» Aufgabenstellung:
Geben Sie einen Ausschnitt des nachstehenden Materials wortgetreu wieder: Beginnen Sie bei der Zeile, die „UI element localization: list“ enthält, und hören Sie nach der Zeile auf, die „nationality-label: Nationality: [27, 133, 131, 156]“ enthält. Lassen Sie die Bilder dabei weg.

» Datensätze:
•••••

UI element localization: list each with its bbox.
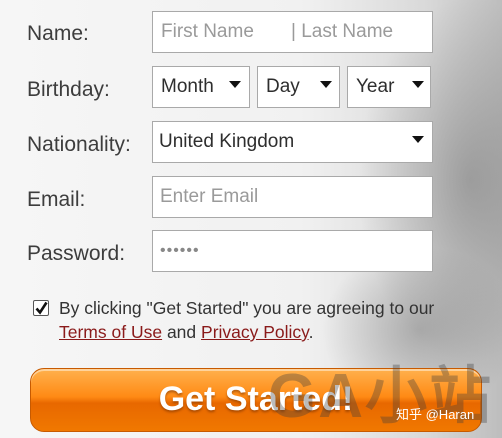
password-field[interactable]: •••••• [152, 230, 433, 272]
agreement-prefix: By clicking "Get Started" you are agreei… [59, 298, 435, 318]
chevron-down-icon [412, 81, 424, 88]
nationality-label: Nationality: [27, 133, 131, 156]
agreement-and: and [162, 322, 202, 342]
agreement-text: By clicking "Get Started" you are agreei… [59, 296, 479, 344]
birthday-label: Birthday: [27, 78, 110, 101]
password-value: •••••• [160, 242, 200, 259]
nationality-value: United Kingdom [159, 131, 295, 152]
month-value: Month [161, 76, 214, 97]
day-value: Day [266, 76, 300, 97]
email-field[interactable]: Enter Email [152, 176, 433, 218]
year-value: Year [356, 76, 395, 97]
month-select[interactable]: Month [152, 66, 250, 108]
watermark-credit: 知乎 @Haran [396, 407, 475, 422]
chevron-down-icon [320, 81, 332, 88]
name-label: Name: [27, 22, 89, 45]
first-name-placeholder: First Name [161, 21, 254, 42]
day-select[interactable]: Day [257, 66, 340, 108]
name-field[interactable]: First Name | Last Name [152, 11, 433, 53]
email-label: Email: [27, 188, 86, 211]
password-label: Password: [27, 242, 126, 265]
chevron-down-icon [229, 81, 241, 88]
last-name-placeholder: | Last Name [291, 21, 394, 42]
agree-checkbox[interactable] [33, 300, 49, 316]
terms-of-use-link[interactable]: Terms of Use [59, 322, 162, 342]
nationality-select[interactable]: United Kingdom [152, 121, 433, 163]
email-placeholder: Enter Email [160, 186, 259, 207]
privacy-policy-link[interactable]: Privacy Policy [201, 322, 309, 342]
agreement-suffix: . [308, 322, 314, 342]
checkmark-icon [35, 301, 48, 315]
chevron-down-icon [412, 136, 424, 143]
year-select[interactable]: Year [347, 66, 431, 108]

•••••

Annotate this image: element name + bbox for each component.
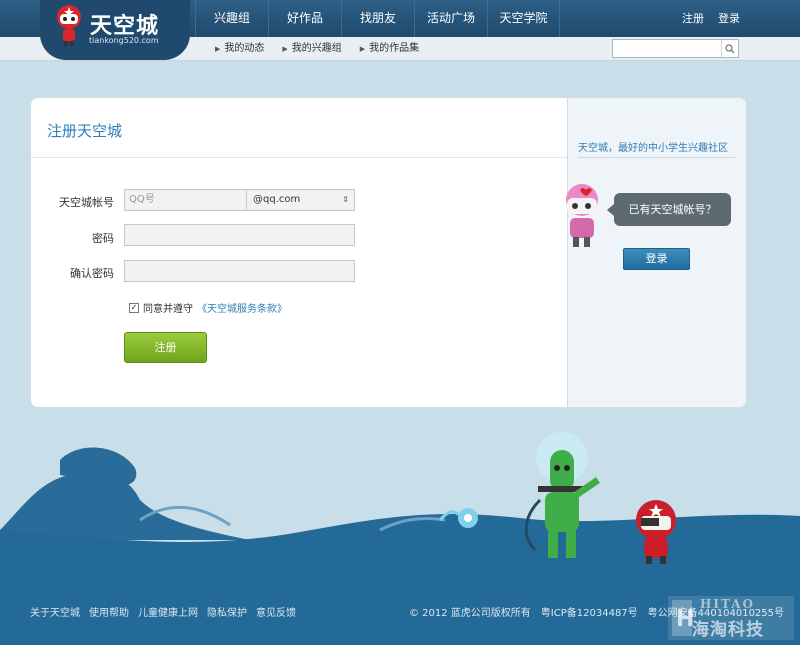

•••••

» Fertige Antwort:
UI element localization: list each with its bbox.
password-field[interactable]: •••••• [152, 230, 433, 272]
agreement-prefix: By clicking "Get Started" you are agreei… [59, 298, 435, 318]
chevron-down-icon [412, 81, 424, 88]
nationality-label: Nationality: [27, 133, 131, 156]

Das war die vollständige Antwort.